(Stored data entries)
>> Begin

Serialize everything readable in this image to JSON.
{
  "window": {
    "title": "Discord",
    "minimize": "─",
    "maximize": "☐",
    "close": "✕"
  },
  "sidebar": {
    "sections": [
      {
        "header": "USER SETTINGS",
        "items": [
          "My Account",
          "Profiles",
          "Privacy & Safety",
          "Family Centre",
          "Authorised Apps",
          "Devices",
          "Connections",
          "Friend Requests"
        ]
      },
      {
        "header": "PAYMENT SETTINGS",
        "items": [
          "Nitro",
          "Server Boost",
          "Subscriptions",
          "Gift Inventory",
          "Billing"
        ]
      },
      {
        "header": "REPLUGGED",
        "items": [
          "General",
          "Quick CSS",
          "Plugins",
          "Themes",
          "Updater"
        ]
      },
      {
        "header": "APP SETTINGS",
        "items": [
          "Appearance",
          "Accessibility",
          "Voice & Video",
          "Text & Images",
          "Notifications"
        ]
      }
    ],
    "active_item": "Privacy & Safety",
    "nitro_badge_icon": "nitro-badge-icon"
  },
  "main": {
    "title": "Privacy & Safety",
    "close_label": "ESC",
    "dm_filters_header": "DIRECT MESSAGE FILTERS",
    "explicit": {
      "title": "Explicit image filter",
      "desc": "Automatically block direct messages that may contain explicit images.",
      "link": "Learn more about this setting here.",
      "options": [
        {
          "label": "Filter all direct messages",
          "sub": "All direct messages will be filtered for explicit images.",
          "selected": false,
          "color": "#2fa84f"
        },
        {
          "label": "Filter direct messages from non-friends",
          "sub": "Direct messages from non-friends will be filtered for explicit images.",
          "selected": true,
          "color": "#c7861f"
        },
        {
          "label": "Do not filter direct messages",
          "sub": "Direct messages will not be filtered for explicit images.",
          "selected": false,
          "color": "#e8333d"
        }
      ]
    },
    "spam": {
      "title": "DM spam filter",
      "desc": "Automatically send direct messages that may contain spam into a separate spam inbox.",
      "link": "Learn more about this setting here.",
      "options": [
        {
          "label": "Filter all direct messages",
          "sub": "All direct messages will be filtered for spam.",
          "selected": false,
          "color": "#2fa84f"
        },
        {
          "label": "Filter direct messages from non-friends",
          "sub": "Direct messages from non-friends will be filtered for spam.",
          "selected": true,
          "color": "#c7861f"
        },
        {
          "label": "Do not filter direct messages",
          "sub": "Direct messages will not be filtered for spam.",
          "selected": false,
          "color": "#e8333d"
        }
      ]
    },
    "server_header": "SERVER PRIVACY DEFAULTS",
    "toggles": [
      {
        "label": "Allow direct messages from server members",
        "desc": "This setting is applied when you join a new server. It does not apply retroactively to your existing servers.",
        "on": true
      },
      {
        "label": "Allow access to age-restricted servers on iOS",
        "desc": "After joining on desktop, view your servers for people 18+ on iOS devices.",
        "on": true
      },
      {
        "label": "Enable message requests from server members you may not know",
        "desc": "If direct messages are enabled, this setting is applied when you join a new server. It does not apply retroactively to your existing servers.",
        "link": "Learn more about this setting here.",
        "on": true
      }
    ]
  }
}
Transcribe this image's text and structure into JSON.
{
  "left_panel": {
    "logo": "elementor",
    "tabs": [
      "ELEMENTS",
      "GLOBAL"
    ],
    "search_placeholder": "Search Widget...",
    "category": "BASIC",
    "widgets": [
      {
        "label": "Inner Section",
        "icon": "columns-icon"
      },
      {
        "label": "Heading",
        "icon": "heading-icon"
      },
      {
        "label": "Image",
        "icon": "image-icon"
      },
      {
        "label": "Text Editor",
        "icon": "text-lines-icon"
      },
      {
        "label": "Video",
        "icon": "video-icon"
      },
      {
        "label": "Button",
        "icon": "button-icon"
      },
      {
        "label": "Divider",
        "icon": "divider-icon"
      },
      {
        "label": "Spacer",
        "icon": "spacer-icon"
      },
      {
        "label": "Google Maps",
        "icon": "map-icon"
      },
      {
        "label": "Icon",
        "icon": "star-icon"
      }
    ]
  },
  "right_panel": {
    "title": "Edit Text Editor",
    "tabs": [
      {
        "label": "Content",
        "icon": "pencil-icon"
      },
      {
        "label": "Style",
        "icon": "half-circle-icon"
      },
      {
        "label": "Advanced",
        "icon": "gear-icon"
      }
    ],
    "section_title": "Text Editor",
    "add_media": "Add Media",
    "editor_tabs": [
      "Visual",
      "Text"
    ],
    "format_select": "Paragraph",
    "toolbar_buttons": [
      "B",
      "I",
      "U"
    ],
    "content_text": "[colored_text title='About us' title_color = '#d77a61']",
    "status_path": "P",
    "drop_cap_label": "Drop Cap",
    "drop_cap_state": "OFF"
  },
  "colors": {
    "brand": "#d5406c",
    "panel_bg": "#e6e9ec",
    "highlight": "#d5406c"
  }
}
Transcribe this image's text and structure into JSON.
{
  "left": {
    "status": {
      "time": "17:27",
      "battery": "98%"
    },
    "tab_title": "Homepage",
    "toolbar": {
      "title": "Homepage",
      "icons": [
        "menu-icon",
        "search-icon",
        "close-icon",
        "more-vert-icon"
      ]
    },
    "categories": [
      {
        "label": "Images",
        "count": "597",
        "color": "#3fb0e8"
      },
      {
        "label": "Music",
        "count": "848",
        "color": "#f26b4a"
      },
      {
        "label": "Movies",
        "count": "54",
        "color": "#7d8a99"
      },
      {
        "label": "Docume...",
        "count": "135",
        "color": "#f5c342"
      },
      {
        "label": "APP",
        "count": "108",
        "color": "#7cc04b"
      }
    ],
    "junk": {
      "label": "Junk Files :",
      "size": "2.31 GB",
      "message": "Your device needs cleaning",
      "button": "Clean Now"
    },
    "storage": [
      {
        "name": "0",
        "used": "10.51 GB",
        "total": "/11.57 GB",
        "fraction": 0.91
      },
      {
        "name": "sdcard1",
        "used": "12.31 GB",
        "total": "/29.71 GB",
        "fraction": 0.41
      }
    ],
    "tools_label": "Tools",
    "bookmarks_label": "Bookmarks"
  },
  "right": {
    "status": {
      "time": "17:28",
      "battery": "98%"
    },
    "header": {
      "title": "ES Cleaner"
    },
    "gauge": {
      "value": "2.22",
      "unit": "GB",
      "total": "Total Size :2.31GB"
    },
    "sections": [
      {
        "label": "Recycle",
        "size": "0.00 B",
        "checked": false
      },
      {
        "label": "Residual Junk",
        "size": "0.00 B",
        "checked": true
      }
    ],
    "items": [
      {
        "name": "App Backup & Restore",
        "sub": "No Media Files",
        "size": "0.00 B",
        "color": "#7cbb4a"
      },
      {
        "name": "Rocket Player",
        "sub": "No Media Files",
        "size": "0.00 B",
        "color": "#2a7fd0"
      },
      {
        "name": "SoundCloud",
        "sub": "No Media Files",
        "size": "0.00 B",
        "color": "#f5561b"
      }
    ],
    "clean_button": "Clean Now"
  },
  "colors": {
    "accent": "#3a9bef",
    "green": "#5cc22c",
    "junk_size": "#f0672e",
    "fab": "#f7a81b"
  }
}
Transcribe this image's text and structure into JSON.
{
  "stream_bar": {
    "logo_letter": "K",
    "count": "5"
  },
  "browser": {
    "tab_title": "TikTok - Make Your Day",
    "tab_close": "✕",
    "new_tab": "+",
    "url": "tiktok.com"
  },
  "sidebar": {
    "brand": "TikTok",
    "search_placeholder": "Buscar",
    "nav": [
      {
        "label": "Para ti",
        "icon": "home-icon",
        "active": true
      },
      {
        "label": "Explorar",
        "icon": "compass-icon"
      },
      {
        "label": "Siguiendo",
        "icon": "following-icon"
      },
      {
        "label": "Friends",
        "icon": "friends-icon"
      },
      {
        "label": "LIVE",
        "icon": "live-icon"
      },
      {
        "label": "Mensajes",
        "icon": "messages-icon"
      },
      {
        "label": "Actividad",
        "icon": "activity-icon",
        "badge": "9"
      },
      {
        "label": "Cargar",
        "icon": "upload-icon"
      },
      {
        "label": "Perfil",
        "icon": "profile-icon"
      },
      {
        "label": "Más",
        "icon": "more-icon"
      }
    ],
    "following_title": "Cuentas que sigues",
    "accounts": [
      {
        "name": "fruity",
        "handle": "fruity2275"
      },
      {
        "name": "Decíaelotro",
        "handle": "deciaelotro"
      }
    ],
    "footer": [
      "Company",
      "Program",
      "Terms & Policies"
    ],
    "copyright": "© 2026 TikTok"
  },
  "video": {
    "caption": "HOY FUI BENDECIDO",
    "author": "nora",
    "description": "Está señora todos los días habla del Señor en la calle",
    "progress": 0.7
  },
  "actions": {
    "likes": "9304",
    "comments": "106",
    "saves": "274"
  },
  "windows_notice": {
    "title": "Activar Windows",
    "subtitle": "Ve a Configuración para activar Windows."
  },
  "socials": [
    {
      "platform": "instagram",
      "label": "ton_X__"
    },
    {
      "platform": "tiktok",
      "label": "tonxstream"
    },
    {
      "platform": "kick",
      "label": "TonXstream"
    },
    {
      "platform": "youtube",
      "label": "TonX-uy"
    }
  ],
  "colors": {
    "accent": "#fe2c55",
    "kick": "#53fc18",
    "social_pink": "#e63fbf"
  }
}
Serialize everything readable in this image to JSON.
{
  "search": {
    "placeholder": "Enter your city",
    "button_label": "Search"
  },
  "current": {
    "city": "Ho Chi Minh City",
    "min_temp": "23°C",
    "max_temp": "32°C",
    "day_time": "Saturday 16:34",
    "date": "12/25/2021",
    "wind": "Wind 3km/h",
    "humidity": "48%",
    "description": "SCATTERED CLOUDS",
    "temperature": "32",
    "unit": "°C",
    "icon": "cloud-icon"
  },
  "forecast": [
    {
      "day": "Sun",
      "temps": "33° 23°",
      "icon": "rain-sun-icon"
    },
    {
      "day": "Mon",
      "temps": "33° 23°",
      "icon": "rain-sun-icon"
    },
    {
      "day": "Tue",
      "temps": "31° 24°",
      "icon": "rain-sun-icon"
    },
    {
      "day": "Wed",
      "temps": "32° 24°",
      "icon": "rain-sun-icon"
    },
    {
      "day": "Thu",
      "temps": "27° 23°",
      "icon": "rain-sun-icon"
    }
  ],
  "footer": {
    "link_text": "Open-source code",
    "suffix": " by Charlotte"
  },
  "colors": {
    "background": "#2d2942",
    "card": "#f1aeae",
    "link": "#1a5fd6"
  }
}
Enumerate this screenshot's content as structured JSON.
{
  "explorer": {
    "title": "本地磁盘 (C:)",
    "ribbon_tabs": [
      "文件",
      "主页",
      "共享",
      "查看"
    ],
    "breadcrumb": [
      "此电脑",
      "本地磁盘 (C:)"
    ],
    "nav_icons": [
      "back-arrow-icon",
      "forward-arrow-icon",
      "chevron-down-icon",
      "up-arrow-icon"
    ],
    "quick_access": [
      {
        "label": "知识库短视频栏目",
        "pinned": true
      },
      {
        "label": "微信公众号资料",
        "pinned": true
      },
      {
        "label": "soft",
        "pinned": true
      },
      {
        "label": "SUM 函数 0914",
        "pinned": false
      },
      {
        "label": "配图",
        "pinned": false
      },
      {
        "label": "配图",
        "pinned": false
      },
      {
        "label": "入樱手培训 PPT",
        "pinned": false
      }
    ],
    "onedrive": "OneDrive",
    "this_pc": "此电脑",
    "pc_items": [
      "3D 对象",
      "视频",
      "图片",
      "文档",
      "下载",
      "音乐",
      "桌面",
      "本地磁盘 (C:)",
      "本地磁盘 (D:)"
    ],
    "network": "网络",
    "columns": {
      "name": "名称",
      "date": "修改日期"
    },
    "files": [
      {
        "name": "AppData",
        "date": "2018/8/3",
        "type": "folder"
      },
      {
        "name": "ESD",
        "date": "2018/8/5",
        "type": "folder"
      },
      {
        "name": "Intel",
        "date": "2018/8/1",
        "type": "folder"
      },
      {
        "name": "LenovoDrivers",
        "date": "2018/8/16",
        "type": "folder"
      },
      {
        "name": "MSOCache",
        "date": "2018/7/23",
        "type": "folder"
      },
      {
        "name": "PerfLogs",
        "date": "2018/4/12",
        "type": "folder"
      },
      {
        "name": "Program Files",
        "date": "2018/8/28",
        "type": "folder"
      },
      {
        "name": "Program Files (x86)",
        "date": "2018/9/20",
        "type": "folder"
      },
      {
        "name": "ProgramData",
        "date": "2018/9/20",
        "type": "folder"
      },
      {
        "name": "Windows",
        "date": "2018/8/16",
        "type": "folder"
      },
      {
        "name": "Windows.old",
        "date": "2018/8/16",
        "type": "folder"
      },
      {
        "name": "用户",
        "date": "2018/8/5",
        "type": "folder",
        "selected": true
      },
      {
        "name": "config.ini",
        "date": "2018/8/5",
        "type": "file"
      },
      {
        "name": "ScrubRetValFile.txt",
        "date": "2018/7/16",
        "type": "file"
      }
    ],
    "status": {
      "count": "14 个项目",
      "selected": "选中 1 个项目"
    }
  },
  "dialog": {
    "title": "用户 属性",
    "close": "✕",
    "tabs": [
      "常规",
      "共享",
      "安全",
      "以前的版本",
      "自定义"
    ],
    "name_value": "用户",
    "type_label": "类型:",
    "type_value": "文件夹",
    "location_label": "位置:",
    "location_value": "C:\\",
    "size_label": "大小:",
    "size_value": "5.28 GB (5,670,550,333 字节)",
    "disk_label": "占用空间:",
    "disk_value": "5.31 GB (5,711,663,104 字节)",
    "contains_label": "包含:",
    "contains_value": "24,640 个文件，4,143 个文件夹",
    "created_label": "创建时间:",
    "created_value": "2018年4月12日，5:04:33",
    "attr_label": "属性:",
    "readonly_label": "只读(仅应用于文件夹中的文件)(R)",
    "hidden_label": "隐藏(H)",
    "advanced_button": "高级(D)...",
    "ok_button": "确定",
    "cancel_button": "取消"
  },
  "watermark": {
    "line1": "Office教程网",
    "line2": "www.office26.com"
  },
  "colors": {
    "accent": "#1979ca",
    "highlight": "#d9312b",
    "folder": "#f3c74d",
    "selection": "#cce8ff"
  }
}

>> End

=== Task ===
Show every line that contains the word "highlight".

=== Solution to this problem ===
    "highlight": "#d5406c"
    "highlight": "#d9312b",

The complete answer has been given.